• _JOB_
Find each line with the word "Simulated" and copy it.

··········

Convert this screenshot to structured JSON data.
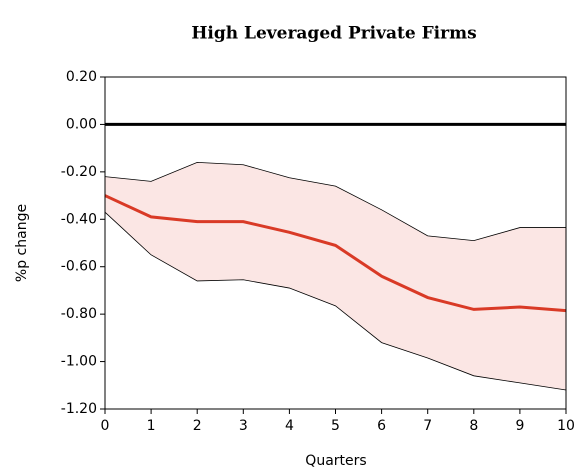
{
  "chart_data": {
    "type": "line",
    "title": "High Leveraged Private Firms",
    "xlabel": "Quarters",
    "ylabel": "%p change",
    "x": [
      0,
      1,
      2,
      3,
      4,
      5,
      6,
      7,
      8,
      9,
      10
    ],
    "values": [
      -0.3,
      -0.39,
      -0.41,
      -0.41,
      -0.455,
      -0.51,
      -0.64,
      -0.73,
      -0.78,
      -0.77,
      -0.785
    ],
    "upper": [
      -0.22,
      -0.24,
      -0.16,
      -0.17,
      -0.225,
      -0.26,
      -0.36,
      -0.47,
      -0.49,
      -0.435,
      -0.435
    ],
    "lower": [
      -0.37,
      -0.55,
      -0.66,
      -0.655,
      -0.69,
      -0.765,
      -0.92,
      -0.985,
      -1.06,
      -1.09,
      -1.12
    ],
    "color": "#d93a26",
    "band_color": "#fbe6e4",
    "bound_color": "#000000",
    "reference_line": 0,
    "xlim": [
      0,
      10
    ],
    "xticks": [
      0,
      1,
      2,
      3,
      4,
      5,
      6,
      7,
      8,
      9,
      10
    ],
    "ylim": [
      -1.2,
      0.2
    ],
    "yticks": [
      {
        "value": 0.2,
        "label": "0.20"
      },
      {
        "value": 0,
        "label": "0.00"
      },
      {
        "value": -0.2,
        "label": "-0.20"
      },
      {
        "value": -0.4,
        "label": "-0.40"
      },
      {
        "value": -0.6,
        "label": "-0.60"
      },
      {
        "value": -0.8,
        "label": "-0.80"
      },
      {
        "value": -1.0,
        "label": "-1.00"
      },
      {
        "value": -1.2,
        "label": "-1.20"
      }
    ]
  }
}
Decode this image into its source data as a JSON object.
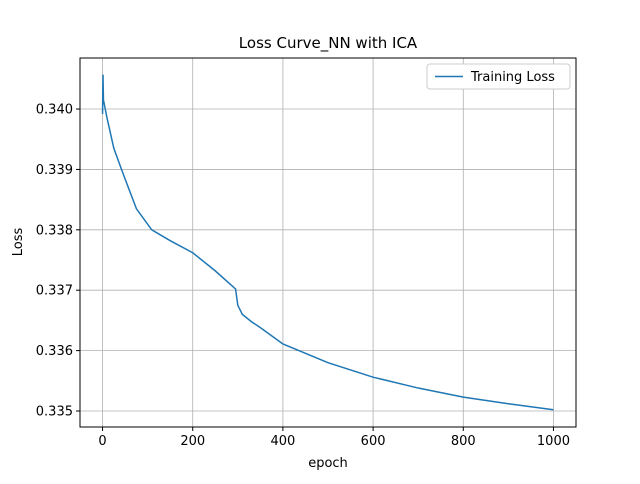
{
  "chart_data": {
    "type": "line",
    "title": "Loss Curve_NN with ICA",
    "x_label": "epoch",
    "y_label": "Loss",
    "x": [
      0,
      1,
      2,
      10,
      25,
      42,
      75,
      109,
      150,
      200,
      250,
      295,
      300,
      310,
      330,
      350,
      400,
      500,
      600,
      700,
      800,
      900,
      1000
    ],
    "series": [
      {
        "name": "Training Loss",
        "color": "#1f77b4",
        "values": [
          0.33992,
          0.34057,
          0.34015,
          0.33985,
          0.33935,
          0.339,
          0.33835,
          0.338,
          0.33782,
          0.33762,
          0.33732,
          0.33702,
          0.33675,
          0.3366,
          0.33648,
          0.33638,
          0.33611,
          0.3358,
          0.33556,
          0.33538,
          0.33523,
          0.33512,
          0.33502
        ]
      }
    ],
    "xlim": [
      -50,
      1050
    ],
    "ylim": [
      0.334735,
      0.340845
    ],
    "xticks": [
      0,
      200,
      400,
      600,
      800,
      1000
    ],
    "yticks": [
      0.335,
      0.336,
      0.337,
      0.338,
      0.339,
      {
        "value": 0.34,
        "label": "0.340"
      }
    ],
    "grid": true,
    "legend": "upper right"
  }
}
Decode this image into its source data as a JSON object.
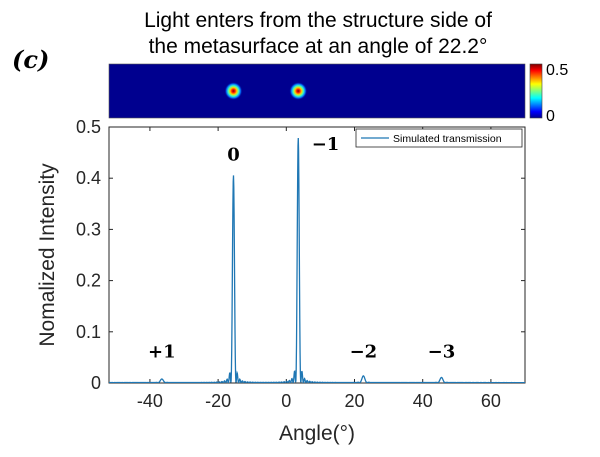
{
  "panel_label": "(c)",
  "title_line1": "Light enters from the structure side of",
  "title_line2": "the metasurface at an angle of 22.2°",
  "colorbar": {
    "max_label": "0.5",
    "min_label": "0"
  },
  "chart_data": {
    "type": "line",
    "xlabel": "Angle(°)",
    "ylabel": "Nomalized Intensity",
    "xlim": [
      -52,
      70
    ],
    "ylim": [
      0,
      0.5
    ],
    "xticks": [
      -40,
      -20,
      0,
      20,
      40,
      60
    ],
    "xtick_labels": [
      "-40",
      "-20",
      "0",
      "20",
      "40",
      "60"
    ],
    "yticks": [
      0,
      0.1,
      0.2,
      0.3,
      0.4,
      0.5
    ],
    "ytick_labels": [
      "0",
      "0.1",
      "0.2",
      "0.3",
      "0.4",
      "0.5"
    ],
    "legend": {
      "position": "top-right",
      "entries": [
        "Simulated transmission"
      ]
    },
    "color": "#1f77b4",
    "series": [
      {
        "name": "Simulated transmission",
        "peaks": [
          {
            "x": -36.5,
            "y": 0.007
          },
          {
            "x": -15.5,
            "y": 0.405
          },
          {
            "x": 3.5,
            "y": 0.478
          },
          {
            "x": 22.6,
            "y": 0.013
          },
          {
            "x": 45.5,
            "y": 0.01
          }
        ]
      }
    ],
    "annotations": [
      {
        "text": "+1",
        "x": -36.5,
        "y": 0.05
      },
      {
        "text": "0",
        "x": -15.5,
        "y": 0.435
      },
      {
        "text": "−1",
        "x": 11.5,
        "y": 0.455
      },
      {
        "text": "−2",
        "x": 22.6,
        "y": 0.05
      },
      {
        "text": "−3",
        "x": 45.5,
        "y": 0.05
      }
    ]
  },
  "heatmap": {
    "spots_x": [
      -15.5,
      3.5
    ]
  }
}
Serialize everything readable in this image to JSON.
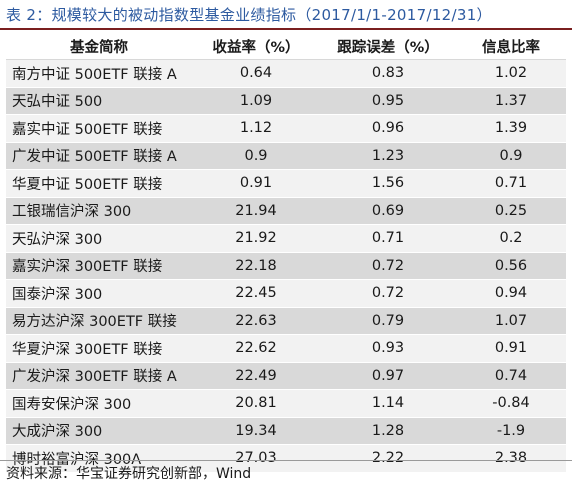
{
  "title": "表 2：规模较大的被动指数型基金业绩指标（2017/1/1-2017/12/31）",
  "table": {
    "headers": [
      "基金简称",
      "收益率（%）",
      "跟踪误差（%）",
      "信息比率"
    ],
    "rows": [
      [
        "南方中证 500ETF 联接 A",
        "0.64",
        "0.83",
        "1.02"
      ],
      [
        "天弘中证 500",
        "1.09",
        "0.95",
        "1.37"
      ],
      [
        "嘉实中证 500ETF 联接",
        "1.12",
        "0.96",
        "1.39"
      ],
      [
        "广发中证 500ETF 联接 A",
        "0.9",
        "1.23",
        "0.9"
      ],
      [
        "华夏中证 500ETF 联接",
        "0.91",
        "1.56",
        "0.71"
      ],
      [
        "工银瑞信沪深 300",
        "21.94",
        "0.69",
        "0.25"
      ],
      [
        "天弘沪深 300",
        "21.92",
        "0.71",
        "0.2"
      ],
      [
        "嘉实沪深 300ETF 联接",
        "22.18",
        "0.72",
        "0.56"
      ],
      [
        "国泰沪深 300",
        "22.45",
        "0.72",
        "0.94"
      ],
      [
        "易方达沪深 300ETF 联接",
        "22.63",
        "0.79",
        "1.07"
      ],
      [
        "华夏沪深 300ETF 联接",
        "22.62",
        "0.93",
        "0.91"
      ],
      [
        "广发沪深 300ETF 联接 A",
        "22.49",
        "0.97",
        "0.74"
      ],
      [
        "国寿安保沪深 300",
        "20.81",
        "1.14",
        "-0.84"
      ],
      [
        "大成沪深 300",
        "19.34",
        "1.28",
        "-1.9"
      ],
      [
        "博时裕富沪深 300A",
        "27.03",
        "2.22",
        "2.38"
      ]
    ]
  },
  "source": "资料来源：华宝证券研究创新部，Wind",
  "colors": {
    "title": "#2d5aa0",
    "row_light": "#f2f2f2",
    "row_dark": "#d9d9d9",
    "title_rule": "#7a1f1f"
  }
}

··········

• _ANSWER FOR THE TASK_
        "Simulated transmission"
        "name": "Simulated transmission",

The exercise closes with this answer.